» **Exercise instructions**
Repeat each record exactly as written, and drop any images.

BEGIN Supplied records

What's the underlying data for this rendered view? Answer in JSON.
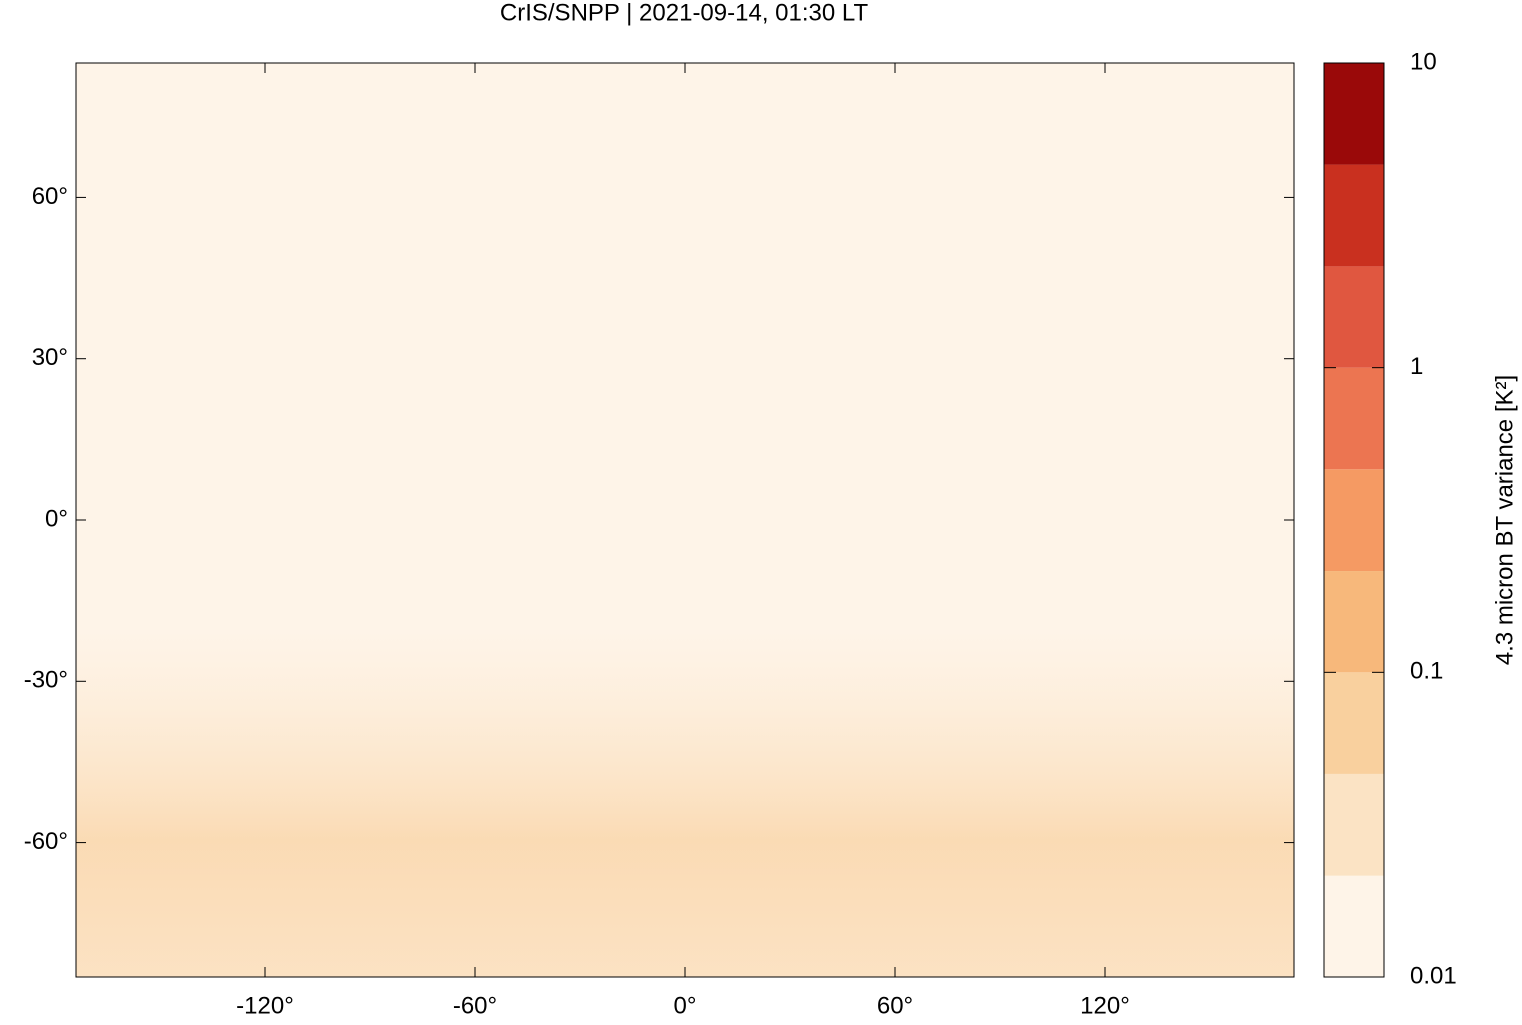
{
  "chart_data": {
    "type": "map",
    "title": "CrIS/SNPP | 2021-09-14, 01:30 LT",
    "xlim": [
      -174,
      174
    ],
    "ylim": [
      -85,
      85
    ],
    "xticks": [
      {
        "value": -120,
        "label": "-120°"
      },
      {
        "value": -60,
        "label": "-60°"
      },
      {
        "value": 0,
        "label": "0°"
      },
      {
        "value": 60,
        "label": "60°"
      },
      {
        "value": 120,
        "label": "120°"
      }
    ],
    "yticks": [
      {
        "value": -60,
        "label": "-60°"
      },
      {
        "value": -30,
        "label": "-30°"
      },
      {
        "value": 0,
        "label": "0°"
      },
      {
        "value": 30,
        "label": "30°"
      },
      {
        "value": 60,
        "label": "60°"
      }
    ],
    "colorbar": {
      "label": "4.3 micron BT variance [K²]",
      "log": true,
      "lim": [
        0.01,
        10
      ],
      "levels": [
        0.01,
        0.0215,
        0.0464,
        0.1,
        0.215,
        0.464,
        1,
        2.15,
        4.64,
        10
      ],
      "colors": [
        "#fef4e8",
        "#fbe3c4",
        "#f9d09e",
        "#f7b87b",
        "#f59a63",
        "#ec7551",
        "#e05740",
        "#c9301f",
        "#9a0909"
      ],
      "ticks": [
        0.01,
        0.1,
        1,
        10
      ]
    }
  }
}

END Supplied records

» **Result of this exercise**
What's the underlying data for this rendered view? Answer in JSON.
{
  "chart_data": {
    "type": "map",
    "title": "CrIS/SNPP | 2021-09-14, 01:30 LT",
    "xlim": [
      -174,
      174
    ],
    "ylim": [
      -85,
      85
    ],
    "xticks": [
      {
        "value": -120,
        "label": "-120°"
      },
      {
        "value": -60,
        "label": "-60°"
      },
      {
        "value": 0,
        "label": "0°"
      },
      {
        "value": 60,
        "label": "60°"
      },
      {
        "value": 120,
        "label": "120°"
      }
    ],
    "yticks": [
      {
        "value": -60,
        "label": "-60°"
      },
      {
        "value": -30,
        "label": "-30°"
      },
      {
        "value": 0,
        "label": "0°"
      },
      {
        "value": 30,
        "label": "30°"
      },
      {
        "value": 60,
        "label": "60°"
      }
    ],
    "colorbar": {
      "label": "4.3 micron BT variance [K²]",
      "log": true,
      "lim": [
        0.01,
        10
      ],
      "levels": [
        0.01,
        0.0215,
        0.0464,
        0.1,
        0.215,
        0.464,
        1,
        2.15,
        4.64,
        10
      ],
      "colors": [
        "#fef4e8",
        "#fbe3c4",
        "#f9d09e",
        "#f7b87b",
        "#f59a63",
        "#ec7551",
        "#e05740",
        "#c9301f",
        "#9a0909"
      ],
      "ticks": [
        0.01,
        0.1,
        1,
        10
      ]
    }
  }
}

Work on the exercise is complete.